[RECORDS FOR THIS TASK start]
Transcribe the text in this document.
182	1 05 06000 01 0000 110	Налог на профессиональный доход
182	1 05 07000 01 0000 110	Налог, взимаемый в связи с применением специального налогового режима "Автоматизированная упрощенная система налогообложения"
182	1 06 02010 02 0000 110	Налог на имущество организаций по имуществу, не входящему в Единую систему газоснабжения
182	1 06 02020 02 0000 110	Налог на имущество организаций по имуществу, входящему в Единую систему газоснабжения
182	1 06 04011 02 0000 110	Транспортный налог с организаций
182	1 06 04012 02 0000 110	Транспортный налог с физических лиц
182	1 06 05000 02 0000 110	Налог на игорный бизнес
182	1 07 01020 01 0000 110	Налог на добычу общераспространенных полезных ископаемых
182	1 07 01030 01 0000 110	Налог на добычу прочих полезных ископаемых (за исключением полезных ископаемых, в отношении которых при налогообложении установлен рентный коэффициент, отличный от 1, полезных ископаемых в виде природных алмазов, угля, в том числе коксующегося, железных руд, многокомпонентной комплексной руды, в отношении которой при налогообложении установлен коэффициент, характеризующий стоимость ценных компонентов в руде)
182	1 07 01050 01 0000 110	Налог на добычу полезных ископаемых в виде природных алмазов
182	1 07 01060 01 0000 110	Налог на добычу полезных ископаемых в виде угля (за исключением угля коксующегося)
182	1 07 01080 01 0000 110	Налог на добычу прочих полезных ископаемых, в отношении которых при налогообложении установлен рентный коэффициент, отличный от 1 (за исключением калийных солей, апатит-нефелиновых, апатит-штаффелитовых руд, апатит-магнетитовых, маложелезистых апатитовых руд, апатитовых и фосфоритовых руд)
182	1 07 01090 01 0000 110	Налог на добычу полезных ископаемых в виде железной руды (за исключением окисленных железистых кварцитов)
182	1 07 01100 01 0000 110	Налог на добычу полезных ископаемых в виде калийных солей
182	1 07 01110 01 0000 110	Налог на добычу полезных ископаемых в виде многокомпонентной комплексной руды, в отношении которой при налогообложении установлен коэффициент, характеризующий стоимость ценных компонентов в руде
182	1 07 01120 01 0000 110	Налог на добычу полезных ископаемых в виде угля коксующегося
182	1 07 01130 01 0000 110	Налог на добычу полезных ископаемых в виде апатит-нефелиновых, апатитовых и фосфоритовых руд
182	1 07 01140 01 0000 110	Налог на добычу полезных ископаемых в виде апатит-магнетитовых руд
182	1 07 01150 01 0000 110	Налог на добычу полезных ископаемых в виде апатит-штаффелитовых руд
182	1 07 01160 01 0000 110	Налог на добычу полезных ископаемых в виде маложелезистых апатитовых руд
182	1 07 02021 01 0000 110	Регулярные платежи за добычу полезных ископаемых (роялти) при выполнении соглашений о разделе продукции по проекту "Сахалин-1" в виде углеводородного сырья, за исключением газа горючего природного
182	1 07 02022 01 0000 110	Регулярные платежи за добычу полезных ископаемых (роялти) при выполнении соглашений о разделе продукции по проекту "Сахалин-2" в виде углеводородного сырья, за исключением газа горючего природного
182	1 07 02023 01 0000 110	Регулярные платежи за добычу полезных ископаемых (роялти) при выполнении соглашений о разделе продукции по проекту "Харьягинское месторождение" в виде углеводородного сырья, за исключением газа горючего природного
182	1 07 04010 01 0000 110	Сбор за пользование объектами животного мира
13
[RECORDS FOR THIS TASK end]
■ TASK BRIEF
Retype the material above, line by line, exactly.

■ WRITTEN RESPONSE
Transcribe the text in this document.
182	1 05 06000 01 0000 110	Налог на профессиональный доход
182	1 05 07000 01 0000 110	Налог, взимаемый в связи с применением специального налогового режима "Автоматизированная упрощенная система налогообложения"
182	1 06 02010 02 0000 110	Налог на имущество организаций по имуществу, не входящему в Единую систему газоснабжения
182	1 06 02020 02 0000 110	Налог на имущество организаций по имуществу, входящему в Единую систему газоснабжения
182	1 06 04011 02 0000 110	Транспортный налог с организаций
182	1 06 04012 02 0000 110	Транспортный налог с физических лиц
182	1 06 05000 02 0000 110	Налог на игорный бизнес
182	1 07 01020 01 0000 110	Налог на добычу общераспространенных полезных ископаемых
182	1 07 01030 01 0000 110	Налог на добычу прочих полезных ископаемых (за исключением полезных ископаемых, в отношении которых при налогообложении установлен рентный коэффициент, отличный от 1, полезных ископаемых в виде природных алмазов, угля, в том числе коксующегося, железных руд, многокомпонентной комплексной руды, в отношении которой при налогообложении установлен коэффициент, характеризующий стоимость ценных компонентов в руде)
182	1 07 01050 01 0000 110	Налог на добычу полезных ископаемых в виде природных алмазов
182	1 07 01060 01 0000 110	Налог на добычу полезных ископаемых в виде угля (за исключением угля коксующегося)
182	1 07 01080 01 0000 110	Налог на добычу прочих полезных ископаемых, в отношении которых при налогообложении установлен рентный коэффициент, отличный от 1 (за исключением калийных солей, апатит-нефелиновых, апатит-штаффелитовых руд, апатит-магнетитовых, маложелезистых апатитовых руд, апатитовых и фосфоритовых руд)
182	1 07 01090 01 0000 110	Налог на добычу полезных ископаемых в виде железной руды (за исключением окисленных железистых кварцитов)
182	1 07 01100 01 0000 110	Налог на добычу полезных ископаемых в виде калийных солей
182	1 07 01110 01 0000 110	Налог на добычу полезных ископаемых в виде многокомпонентной комплексной руды, в отношении которой при налогообложении установлен коэффициент, характеризующий стоимость ценных компонентов в руде
182	1 07 01120 01 0000 110	Налог на добычу полезных ископаемых в виде угля коксующегося
182	1 07 01130 01 0000 110	Налог на добычу полезных ископаемых в виде апатит-нефелиновых, апатитовых и фосфоритовых руд
182	1 07 01140 01 0000 110	Налог на добычу полезных ископаемых в виде апатит-магнетитовых руд
182	1 07 01150 01 0000 110	Налог на добычу полезных ископаемых в виде апатит-штаффелитовых руд
182	1 07 01160 01 0000 110	Налог на добычу полезных ископаемых в виде маложелезистых апатитовых руд
182	1 07 02021 01 0000 110	Регулярные платежи за добычу полезных ископаемых (роялти) при выполнении соглашений о разделе продукции по проекту "Сахалин-1" в виде углеводородного сырья, за исключением газа горючего природного
182	1 07 02022 01 0000 110	Регулярные платежи за добычу полезных ископаемых (роялти) при выполнении соглашений о разделе продукции по проекту "Сахалин-2" в виде углеводородного сырья, за исключением газа горючего природного
182	1 07 02023 01 0000 110	Регулярные платежи за добычу полезных ископаемых (роялти) при выполнении соглашений о разделе продукции по проекту "Харьягинское месторождение" в виде углеводородного сырья, за исключением газа горючего природного
182	1 07 04010 01 0000 110	Сбор за пользование объектами животного мира
13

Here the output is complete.